(Records from a data collection)
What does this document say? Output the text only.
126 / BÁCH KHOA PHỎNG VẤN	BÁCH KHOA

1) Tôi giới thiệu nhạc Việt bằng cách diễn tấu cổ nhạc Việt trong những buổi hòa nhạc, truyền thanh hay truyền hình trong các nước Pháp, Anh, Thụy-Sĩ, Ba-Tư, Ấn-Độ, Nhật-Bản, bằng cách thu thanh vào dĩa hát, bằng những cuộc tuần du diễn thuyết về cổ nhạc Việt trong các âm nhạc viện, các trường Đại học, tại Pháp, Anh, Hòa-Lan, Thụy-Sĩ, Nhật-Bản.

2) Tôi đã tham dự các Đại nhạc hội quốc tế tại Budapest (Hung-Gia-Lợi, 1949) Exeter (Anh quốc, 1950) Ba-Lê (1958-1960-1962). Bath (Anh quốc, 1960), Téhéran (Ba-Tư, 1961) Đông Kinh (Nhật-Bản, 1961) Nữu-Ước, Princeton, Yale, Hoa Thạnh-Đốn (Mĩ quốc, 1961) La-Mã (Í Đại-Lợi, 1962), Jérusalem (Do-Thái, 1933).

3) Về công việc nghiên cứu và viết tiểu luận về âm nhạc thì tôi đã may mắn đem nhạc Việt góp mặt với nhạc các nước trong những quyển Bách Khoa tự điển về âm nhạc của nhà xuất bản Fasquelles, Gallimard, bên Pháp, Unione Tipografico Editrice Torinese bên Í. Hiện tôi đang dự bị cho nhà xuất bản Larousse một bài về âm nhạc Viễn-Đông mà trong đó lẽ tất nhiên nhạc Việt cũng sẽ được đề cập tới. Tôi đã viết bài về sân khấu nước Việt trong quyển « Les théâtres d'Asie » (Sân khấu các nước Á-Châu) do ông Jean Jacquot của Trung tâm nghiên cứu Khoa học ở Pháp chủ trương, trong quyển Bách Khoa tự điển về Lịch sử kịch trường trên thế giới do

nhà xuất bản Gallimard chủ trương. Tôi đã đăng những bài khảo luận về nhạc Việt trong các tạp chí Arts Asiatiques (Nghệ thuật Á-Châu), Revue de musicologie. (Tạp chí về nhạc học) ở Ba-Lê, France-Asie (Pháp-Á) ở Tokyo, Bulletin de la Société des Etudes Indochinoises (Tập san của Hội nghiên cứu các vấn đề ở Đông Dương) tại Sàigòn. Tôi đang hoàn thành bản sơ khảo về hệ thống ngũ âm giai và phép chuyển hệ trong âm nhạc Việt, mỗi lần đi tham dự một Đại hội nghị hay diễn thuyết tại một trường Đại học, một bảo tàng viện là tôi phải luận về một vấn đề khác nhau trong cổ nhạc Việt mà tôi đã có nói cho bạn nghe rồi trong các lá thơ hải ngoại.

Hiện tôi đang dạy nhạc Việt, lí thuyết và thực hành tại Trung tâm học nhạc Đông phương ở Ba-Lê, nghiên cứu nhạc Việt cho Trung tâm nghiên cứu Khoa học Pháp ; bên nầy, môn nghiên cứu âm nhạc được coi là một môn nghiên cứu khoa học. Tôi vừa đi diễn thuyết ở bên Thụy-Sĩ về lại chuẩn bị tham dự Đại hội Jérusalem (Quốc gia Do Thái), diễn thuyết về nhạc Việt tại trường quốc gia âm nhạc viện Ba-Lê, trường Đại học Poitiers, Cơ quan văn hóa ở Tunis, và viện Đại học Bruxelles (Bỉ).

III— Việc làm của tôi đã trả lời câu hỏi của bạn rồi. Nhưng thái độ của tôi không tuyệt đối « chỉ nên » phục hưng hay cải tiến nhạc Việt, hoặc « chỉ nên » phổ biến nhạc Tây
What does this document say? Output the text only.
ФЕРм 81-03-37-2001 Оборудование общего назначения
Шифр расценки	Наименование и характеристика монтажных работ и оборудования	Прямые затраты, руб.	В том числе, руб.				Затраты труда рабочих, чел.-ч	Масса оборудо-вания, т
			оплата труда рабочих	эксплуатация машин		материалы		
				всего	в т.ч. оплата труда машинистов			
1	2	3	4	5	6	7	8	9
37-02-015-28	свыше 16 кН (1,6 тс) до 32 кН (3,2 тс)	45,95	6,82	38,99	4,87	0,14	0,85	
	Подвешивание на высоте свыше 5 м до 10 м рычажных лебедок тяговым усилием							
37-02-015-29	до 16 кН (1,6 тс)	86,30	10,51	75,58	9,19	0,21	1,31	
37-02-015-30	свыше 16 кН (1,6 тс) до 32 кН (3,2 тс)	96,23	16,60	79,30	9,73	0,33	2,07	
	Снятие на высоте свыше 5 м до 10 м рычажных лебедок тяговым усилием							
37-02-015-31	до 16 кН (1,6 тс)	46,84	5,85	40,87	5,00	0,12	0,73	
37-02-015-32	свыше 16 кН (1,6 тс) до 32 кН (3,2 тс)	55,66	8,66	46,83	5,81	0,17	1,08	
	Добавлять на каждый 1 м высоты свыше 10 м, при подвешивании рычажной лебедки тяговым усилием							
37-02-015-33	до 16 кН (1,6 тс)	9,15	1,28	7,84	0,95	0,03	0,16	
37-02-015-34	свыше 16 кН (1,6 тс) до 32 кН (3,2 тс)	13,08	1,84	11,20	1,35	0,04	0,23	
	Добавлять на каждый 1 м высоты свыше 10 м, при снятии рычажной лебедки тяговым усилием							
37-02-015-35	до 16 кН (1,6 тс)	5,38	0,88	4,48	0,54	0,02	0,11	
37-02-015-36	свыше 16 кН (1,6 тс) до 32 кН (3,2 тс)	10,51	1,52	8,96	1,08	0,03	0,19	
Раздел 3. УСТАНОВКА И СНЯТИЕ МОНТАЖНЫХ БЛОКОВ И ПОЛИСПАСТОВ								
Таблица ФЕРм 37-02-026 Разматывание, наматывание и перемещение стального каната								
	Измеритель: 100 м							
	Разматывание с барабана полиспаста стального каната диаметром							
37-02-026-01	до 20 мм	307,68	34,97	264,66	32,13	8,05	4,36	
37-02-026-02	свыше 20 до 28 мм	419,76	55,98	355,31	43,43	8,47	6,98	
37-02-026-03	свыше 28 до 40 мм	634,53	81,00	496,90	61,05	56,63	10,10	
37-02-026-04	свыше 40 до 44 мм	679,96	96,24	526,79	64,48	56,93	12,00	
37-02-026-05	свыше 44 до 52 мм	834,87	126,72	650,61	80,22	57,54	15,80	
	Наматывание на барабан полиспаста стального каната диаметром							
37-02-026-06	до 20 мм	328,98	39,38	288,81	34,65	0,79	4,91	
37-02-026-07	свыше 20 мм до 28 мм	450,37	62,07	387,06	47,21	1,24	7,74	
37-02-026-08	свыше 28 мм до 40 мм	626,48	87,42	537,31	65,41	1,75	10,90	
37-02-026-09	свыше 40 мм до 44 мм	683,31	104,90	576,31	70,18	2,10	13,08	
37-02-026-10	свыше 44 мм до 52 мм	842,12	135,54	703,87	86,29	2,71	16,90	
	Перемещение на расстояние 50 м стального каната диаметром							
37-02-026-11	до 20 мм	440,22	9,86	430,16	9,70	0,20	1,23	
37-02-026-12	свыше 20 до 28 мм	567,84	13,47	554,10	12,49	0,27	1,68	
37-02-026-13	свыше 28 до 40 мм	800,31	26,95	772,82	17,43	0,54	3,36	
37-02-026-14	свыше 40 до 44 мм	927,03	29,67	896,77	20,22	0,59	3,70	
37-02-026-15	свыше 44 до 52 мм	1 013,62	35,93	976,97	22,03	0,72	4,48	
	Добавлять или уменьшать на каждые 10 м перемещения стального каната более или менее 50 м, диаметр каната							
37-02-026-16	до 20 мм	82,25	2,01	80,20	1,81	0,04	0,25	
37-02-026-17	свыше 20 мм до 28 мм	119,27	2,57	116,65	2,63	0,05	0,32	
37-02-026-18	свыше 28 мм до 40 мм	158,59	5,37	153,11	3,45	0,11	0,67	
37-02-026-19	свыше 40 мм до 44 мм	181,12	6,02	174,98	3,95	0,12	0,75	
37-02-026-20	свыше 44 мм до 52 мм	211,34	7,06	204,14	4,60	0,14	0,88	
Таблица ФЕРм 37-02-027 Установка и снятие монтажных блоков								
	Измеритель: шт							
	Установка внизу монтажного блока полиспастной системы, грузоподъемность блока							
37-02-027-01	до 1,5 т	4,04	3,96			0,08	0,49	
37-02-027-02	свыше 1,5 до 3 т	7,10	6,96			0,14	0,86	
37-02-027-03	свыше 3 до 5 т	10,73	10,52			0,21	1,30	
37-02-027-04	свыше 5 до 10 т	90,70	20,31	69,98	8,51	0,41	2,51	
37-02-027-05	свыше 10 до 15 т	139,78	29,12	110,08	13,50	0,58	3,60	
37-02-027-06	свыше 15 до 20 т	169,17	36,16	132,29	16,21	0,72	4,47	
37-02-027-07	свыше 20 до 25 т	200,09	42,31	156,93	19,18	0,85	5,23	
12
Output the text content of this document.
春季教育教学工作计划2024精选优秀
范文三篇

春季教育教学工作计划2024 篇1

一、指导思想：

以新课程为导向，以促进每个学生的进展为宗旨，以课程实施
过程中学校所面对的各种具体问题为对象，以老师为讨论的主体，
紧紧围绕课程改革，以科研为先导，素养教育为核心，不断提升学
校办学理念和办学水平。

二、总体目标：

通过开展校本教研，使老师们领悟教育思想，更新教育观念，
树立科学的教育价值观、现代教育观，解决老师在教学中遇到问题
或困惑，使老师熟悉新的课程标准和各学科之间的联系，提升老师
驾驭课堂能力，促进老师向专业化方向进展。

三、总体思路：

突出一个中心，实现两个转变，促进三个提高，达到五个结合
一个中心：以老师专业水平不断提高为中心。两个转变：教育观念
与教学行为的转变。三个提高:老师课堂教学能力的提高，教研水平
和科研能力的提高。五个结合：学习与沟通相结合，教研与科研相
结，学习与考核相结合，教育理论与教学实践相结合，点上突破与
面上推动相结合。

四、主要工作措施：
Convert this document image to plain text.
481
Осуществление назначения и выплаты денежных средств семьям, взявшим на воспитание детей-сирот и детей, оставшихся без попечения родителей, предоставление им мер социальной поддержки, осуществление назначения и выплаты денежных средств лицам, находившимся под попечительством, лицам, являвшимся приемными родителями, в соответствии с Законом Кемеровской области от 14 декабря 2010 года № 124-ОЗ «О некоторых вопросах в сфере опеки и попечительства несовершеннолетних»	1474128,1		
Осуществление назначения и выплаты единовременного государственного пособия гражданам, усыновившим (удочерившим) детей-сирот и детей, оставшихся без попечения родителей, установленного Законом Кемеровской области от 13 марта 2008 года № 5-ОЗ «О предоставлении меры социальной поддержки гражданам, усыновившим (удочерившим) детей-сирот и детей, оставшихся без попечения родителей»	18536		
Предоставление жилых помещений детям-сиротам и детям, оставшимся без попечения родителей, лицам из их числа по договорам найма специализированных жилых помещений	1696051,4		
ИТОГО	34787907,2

• What the task requires: Out of the preceding entries, pull every line containing the string "ФЕРм".

• Solution to the exercise:
ФЕРм 81-03-37-2001 Оборудование общего назначения
Таблица ФЕРм 37-02-026 Разматывание, наматывание и перемещение стального каната								
Таблица ФЕРм 37-02-027 Установка и снятие монтажных блоков								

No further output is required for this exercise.